WHAT YOU HAVE TO DO: From the listing below, copy every line with the word "name".

* begin SUPPLIED MATERIAL *

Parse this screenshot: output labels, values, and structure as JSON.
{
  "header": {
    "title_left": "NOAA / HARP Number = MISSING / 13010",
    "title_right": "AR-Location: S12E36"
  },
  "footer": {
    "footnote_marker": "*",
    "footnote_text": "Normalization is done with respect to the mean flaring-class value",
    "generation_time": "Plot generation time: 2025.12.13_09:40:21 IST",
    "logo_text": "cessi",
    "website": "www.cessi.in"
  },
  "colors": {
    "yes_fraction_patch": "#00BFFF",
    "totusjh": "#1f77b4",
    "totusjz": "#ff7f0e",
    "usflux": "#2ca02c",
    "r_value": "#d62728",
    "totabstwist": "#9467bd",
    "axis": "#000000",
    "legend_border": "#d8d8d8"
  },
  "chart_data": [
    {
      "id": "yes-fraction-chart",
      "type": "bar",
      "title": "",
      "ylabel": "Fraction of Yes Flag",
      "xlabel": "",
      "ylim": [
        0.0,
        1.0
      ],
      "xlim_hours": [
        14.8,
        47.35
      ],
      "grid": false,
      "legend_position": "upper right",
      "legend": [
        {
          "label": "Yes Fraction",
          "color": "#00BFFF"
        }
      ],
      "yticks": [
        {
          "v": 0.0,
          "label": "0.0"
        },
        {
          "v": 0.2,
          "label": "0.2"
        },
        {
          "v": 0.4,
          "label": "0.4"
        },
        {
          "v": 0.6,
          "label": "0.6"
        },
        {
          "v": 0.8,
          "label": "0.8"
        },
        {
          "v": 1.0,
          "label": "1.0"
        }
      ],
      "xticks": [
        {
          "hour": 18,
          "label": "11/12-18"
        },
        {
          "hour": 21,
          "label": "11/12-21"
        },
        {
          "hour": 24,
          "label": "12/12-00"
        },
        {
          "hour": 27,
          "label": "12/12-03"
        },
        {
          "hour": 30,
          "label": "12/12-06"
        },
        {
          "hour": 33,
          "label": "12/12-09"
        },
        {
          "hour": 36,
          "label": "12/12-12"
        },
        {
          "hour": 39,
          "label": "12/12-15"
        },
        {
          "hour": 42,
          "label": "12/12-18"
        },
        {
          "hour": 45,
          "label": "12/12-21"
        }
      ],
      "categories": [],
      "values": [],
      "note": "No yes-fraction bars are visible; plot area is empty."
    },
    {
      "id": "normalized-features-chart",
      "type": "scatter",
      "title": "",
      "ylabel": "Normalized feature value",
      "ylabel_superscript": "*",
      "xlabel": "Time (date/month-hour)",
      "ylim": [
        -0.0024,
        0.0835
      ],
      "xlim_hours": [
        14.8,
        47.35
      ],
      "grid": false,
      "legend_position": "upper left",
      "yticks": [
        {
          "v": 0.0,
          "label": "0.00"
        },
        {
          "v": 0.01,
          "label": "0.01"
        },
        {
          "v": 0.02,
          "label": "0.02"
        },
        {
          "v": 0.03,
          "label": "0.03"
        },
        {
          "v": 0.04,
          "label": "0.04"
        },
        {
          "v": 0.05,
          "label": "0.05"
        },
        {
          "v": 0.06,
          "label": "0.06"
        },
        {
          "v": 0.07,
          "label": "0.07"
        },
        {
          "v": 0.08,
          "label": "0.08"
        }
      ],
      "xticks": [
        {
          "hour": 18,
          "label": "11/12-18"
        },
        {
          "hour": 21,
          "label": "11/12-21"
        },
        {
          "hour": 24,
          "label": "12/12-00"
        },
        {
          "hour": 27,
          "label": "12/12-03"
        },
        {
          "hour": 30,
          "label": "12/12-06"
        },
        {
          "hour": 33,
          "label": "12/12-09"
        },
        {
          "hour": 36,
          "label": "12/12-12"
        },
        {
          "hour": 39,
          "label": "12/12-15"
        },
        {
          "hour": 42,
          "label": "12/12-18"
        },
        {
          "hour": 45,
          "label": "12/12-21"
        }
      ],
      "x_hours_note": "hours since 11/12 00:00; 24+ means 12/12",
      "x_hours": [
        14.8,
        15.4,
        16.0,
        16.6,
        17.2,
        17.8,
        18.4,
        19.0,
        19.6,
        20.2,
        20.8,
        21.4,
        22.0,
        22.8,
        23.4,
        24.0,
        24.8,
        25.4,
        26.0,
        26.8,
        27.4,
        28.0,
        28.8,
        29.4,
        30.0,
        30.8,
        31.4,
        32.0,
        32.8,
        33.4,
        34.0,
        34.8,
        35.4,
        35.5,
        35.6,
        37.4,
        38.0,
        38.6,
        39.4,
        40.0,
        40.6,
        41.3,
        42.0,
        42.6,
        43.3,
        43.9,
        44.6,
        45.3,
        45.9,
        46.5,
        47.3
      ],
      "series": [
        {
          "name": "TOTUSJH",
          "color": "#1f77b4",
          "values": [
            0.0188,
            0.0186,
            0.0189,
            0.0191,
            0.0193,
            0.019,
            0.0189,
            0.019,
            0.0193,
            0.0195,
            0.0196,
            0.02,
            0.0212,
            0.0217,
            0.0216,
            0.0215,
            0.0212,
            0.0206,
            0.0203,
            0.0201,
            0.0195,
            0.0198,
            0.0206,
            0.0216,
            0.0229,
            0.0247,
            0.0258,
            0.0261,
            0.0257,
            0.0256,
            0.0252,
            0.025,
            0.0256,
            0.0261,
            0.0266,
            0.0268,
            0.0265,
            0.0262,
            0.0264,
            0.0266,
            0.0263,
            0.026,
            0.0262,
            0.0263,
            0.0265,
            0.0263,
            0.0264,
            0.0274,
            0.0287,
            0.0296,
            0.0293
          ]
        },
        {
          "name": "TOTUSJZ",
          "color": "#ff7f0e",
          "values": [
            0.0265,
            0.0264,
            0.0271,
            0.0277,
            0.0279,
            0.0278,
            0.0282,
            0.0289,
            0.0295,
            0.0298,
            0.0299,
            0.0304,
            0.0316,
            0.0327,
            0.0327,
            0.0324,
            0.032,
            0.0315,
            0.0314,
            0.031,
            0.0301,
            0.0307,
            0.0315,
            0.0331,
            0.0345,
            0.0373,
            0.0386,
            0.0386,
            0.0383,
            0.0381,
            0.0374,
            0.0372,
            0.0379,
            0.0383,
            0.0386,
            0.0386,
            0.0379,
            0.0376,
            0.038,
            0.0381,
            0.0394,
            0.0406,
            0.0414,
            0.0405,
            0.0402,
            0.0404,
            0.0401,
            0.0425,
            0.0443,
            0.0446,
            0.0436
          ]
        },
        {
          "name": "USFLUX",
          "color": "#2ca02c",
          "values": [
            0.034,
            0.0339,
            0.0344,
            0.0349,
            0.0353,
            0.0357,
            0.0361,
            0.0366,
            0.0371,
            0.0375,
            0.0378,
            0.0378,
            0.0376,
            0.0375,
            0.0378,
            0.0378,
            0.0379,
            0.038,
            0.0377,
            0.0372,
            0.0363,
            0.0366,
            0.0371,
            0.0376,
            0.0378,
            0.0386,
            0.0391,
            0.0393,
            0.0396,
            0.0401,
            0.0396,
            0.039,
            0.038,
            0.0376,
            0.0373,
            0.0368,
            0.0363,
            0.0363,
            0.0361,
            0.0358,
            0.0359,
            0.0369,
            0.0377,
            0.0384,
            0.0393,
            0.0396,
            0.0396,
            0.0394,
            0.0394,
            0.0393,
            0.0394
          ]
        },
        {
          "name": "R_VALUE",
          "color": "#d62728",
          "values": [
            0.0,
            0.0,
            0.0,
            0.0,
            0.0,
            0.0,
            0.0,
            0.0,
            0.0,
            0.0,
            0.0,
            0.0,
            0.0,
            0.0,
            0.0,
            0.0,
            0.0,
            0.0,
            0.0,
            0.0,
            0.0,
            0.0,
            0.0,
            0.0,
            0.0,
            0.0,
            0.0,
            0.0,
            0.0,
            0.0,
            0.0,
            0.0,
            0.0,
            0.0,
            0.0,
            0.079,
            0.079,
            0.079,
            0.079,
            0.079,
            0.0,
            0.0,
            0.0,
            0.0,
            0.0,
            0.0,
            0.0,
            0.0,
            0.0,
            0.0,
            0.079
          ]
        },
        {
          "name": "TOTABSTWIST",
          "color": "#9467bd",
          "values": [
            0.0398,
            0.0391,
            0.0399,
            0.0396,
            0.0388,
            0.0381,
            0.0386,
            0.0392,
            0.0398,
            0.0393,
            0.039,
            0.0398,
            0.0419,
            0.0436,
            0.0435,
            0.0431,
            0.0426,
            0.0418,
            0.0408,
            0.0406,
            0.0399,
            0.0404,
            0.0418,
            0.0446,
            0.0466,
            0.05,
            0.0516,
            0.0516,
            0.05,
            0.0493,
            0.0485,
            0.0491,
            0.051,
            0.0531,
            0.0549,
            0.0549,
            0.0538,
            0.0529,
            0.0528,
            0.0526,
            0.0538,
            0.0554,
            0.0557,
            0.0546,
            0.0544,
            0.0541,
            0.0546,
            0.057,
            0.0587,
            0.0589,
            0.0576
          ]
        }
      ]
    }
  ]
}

* end SUPPLIED MATERIAL *

SOLUTION TO THE PROBLEM:
          "name": "TOTUSJH",
          "name": "TOTUSJZ",
          "name": "USFLUX",
          "name": "R_VALUE",
          "name": "TOTABSTWIST",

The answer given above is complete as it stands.